### TO BE DONE
Gather up every line from the entries below that uses the word "category".

--------

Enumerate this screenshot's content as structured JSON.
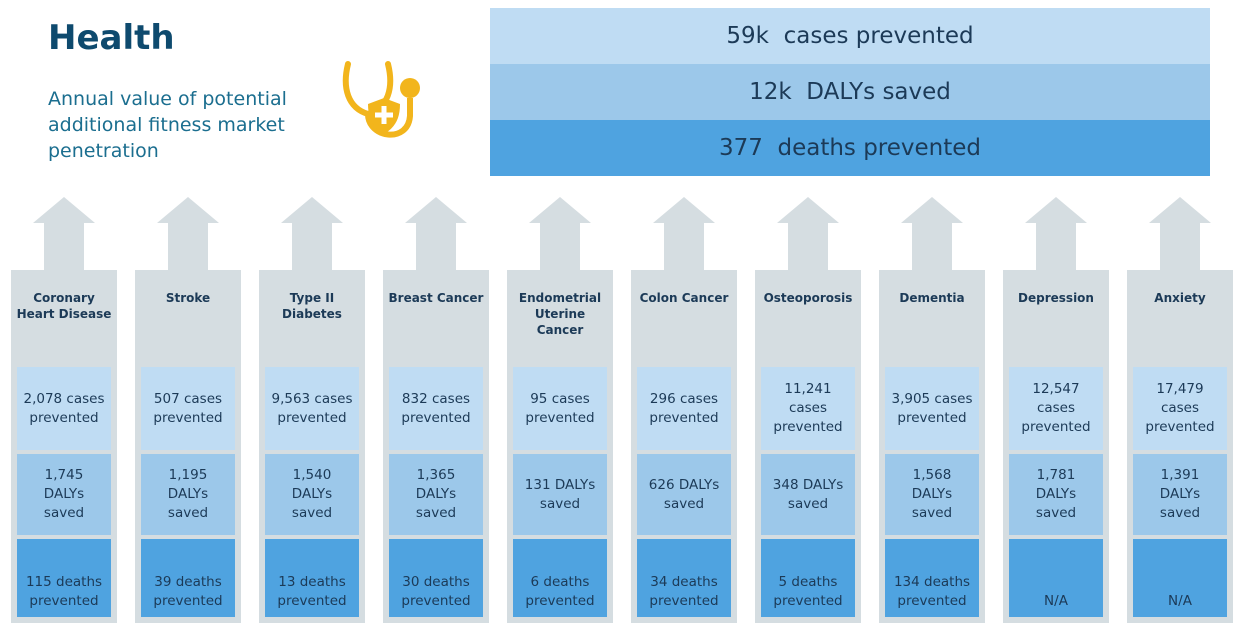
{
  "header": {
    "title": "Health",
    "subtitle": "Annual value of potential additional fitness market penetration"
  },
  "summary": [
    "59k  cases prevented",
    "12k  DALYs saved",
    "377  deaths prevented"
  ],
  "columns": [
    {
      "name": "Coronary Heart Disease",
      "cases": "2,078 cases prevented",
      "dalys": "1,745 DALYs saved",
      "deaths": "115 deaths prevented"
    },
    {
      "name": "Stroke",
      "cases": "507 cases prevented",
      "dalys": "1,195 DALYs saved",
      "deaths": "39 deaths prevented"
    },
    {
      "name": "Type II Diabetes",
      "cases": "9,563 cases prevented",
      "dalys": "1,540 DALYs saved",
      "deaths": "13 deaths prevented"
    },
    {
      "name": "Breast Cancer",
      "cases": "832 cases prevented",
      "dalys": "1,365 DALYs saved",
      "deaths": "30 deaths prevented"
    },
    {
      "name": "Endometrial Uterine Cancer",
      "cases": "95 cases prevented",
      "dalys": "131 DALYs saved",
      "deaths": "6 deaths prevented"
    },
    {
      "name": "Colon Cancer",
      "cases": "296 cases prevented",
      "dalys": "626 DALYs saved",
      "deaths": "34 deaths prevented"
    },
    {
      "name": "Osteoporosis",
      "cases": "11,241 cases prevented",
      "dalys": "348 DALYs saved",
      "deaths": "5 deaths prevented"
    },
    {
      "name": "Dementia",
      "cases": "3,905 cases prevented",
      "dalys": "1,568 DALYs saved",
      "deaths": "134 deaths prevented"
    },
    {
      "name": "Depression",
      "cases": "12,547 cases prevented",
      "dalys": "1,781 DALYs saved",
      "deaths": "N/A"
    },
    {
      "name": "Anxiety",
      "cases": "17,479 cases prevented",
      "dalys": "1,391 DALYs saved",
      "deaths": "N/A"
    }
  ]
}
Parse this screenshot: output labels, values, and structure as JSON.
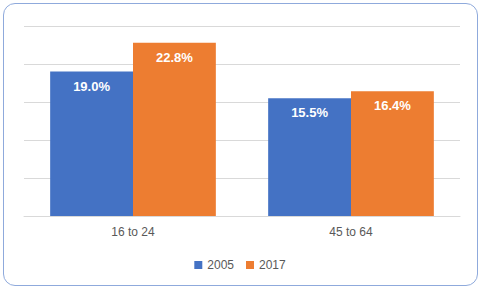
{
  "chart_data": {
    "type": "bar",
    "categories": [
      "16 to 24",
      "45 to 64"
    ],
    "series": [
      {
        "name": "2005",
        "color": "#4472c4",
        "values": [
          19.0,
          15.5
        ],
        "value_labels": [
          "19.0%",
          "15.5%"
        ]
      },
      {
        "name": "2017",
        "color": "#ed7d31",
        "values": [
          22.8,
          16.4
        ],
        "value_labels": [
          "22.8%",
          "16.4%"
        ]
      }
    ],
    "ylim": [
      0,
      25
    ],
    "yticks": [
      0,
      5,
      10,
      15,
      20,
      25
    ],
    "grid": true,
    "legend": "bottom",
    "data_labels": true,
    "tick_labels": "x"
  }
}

--------

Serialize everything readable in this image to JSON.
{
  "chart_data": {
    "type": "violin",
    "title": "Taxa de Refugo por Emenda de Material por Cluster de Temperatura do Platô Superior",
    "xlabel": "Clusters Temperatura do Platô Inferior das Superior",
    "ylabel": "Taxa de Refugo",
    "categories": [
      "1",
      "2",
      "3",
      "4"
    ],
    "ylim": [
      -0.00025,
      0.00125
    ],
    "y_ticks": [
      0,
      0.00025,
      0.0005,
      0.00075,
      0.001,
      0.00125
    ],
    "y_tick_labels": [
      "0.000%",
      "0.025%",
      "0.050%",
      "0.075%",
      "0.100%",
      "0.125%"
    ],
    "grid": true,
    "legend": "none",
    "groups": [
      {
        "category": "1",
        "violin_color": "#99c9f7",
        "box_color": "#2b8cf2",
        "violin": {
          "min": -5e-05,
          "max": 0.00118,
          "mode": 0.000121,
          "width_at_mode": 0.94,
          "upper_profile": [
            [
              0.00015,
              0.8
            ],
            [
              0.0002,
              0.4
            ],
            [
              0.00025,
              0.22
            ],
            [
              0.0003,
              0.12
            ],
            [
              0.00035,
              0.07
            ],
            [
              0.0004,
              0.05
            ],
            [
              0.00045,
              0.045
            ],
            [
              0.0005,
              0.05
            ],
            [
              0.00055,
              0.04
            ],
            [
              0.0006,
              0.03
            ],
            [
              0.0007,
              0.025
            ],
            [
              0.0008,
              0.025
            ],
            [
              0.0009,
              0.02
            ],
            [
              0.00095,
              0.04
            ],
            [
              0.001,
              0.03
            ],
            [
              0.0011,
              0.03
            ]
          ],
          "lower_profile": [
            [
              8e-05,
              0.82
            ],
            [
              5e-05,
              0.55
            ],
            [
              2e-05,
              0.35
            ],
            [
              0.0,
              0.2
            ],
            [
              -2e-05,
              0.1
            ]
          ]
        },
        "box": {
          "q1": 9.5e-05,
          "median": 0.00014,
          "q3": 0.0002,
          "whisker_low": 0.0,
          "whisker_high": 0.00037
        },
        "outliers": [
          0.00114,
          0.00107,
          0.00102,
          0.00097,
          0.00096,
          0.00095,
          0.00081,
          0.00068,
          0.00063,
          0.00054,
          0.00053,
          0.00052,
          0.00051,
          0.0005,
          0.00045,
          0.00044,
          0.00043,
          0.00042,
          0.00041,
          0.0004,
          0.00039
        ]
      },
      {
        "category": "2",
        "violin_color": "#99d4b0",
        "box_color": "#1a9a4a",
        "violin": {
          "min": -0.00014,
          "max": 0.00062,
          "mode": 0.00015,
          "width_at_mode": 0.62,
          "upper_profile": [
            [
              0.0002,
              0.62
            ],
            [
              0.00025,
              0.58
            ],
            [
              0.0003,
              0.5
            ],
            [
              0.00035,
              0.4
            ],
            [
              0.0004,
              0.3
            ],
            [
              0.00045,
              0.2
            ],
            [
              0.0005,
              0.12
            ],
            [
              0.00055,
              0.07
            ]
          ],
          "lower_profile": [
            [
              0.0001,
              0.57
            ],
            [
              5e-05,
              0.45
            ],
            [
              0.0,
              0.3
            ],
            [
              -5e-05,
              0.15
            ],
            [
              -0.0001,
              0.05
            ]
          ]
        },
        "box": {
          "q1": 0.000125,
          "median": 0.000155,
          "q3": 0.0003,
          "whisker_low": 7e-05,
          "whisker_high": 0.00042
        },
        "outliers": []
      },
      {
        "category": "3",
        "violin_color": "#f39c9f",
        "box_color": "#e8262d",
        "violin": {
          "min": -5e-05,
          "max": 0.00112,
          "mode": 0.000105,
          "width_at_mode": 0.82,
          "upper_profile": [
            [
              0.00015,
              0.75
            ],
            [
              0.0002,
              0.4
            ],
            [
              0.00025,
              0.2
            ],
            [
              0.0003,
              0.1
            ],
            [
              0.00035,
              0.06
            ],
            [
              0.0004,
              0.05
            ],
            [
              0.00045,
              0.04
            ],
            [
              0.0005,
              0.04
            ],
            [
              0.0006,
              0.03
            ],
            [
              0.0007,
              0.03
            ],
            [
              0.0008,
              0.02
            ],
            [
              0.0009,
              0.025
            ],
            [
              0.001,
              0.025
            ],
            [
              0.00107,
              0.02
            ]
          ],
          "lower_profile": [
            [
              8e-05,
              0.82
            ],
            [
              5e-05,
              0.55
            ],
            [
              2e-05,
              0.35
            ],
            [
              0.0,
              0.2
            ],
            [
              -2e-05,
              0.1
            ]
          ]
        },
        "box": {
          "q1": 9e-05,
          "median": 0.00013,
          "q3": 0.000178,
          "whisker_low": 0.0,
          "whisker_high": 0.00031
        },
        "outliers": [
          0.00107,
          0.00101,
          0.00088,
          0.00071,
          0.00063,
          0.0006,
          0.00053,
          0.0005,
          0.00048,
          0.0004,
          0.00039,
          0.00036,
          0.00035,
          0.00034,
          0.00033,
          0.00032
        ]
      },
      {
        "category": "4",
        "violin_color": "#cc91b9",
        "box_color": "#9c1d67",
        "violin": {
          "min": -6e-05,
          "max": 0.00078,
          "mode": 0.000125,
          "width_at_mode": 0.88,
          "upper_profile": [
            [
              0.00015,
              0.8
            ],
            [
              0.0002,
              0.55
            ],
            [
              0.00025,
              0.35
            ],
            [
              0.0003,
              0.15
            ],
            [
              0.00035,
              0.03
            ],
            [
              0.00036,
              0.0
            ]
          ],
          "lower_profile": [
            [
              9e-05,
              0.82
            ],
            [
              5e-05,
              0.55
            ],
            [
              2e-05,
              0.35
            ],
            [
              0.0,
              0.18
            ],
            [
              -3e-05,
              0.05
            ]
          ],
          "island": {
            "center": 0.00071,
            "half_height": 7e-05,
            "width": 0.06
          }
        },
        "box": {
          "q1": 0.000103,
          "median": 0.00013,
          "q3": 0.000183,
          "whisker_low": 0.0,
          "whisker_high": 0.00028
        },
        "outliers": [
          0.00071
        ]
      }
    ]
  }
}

--------

### THE RESPONSE
        "category": "1",
        "category": "2",
        "category": "3",
        "category": "4",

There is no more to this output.